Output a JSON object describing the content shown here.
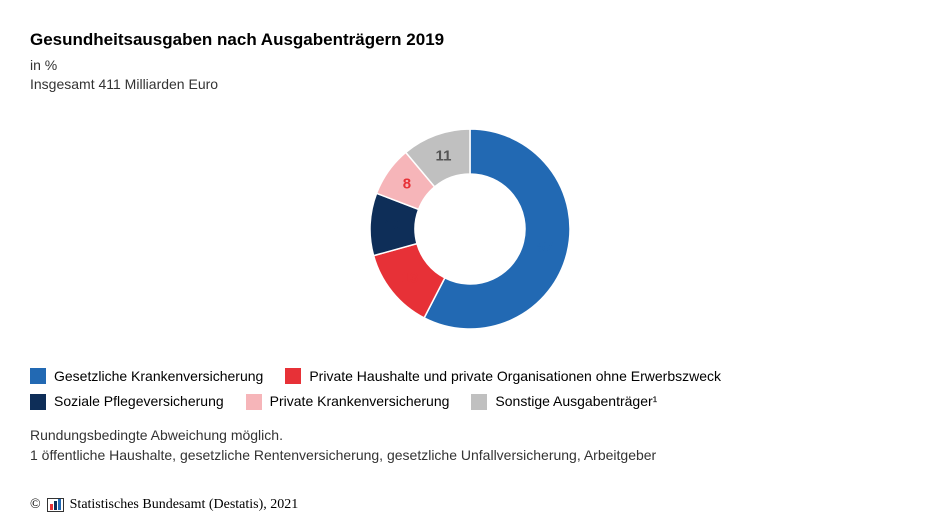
{
  "title": "Gesundheitsausgaben nach Ausgabenträgern 2019",
  "subtitle_line1": "in %",
  "subtitle_line2": "Insgesamt 411 Milliarden Euro",
  "chart": {
    "type": "donut",
    "start_angle_deg": -90,
    "inner_radius_ratio": 0.55,
    "background_color": "#ffffff",
    "slices": [
      {
        "label": "Gesetzliche Krankenversicherung",
        "value": 57,
        "color": "#2269b3",
        "value_color": "#2269b3"
      },
      {
        "label": "Private Haushalte und private Organisationen ohne Erwerbszweck",
        "value": 13,
        "color": "#e73137",
        "value_color": "#e73137"
      },
      {
        "label": "Soziale Pflegeversicherung",
        "value": 10,
        "color": "#0e2e58",
        "value_color": "#0e2e58"
      },
      {
        "label": "Private Krankenversicherung",
        "value": 8,
        "color": "#f6b5b9",
        "value_color": "#e73137"
      },
      {
        "label": "Sonstige Ausgabenträger¹",
        "value": 11,
        "color": "#c0c0c0",
        "value_color": "#555555"
      }
    ],
    "label_fontsize": 15,
    "label_fontweight": "bold"
  },
  "legend": {
    "fontsize": 14,
    "rows": [
      [
        0,
        1
      ],
      [
        2,
        3,
        4
      ]
    ]
  },
  "footnotes": {
    "line1": "Rundungsbedingte Abweichung möglich.",
    "line2": "1 öffentliche Haushalte, gesetzliche Rentenversicherung, gesetzliche Unfallversicherung, Arbeitgeber"
  },
  "copyright": {
    "symbol": "©",
    "text": "Statistisches Bundesamt (Destatis), 2021",
    "logo_bars": [
      "#e73137",
      "#0e2e58",
      "#2269b3"
    ]
  }
}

*Task to complete*
Leave out the pictures and copy the rest of the material above exactly.

*Answer for the task*
Output a JSON object describing the content shown here.
{
  "title": "Gesundheitsausgaben nach Ausgabenträgern 2019",
  "subtitle_line1": "in %",
  "subtitle_line2": "Insgesamt 411 Milliarden Euro",
  "chart": {
    "type": "donut",
    "start_angle_deg": -90,
    "inner_radius_ratio": 0.55,
    "background_color": "#ffffff",
    "slices": [
      {
        "label": "Gesetzliche Krankenversicherung",
        "value": 57,
        "color": "#2269b3",
        "value_color": "#2269b3"
      },
      {
        "label": "Private Haushalte und private Organisationen ohne Erwerbszweck",
        "value": 13,
        "color": "#e73137",
        "value_color": "#e73137"
      },
      {
        "label": "Soziale Pflegeversicherung",
        "value": 10,
        "color": "#0e2e58",
        "value_color": "#0e2e58"
      },
      {
        "label": "Private Krankenversicherung",
        "value": 8,
        "color": "#f6b5b9",
        "value_color": "#e73137"
      },
      {
        "label": "Sonstige Ausgabenträger¹",
        "value": 11,
        "color": "#c0c0c0",
        "value_color": "#555555"
      }
    ],
    "label_fontsize": 15,
    "label_fontweight": "bold"
  },
  "legend": {
    "fontsize": 14,
    "rows": [
      [
        0,
        1
      ],
      [
        2,
        3,
        4
      ]
    ]
  },
  "footnotes": {
    "line1": "Rundungsbedingte Abweichung möglich.",
    "line2": "1 öffentliche Haushalte, gesetzliche Rentenversicherung, gesetzliche Unfallversicherung, Arbeitgeber"
  },
  "copyright": {
    "symbol": "©",
    "text": "Statistisches Bundesamt (Destatis), 2021",
    "logo_bars": [
      "#e73137",
      "#0e2e58",
      "#2269b3"
    ]
  }
}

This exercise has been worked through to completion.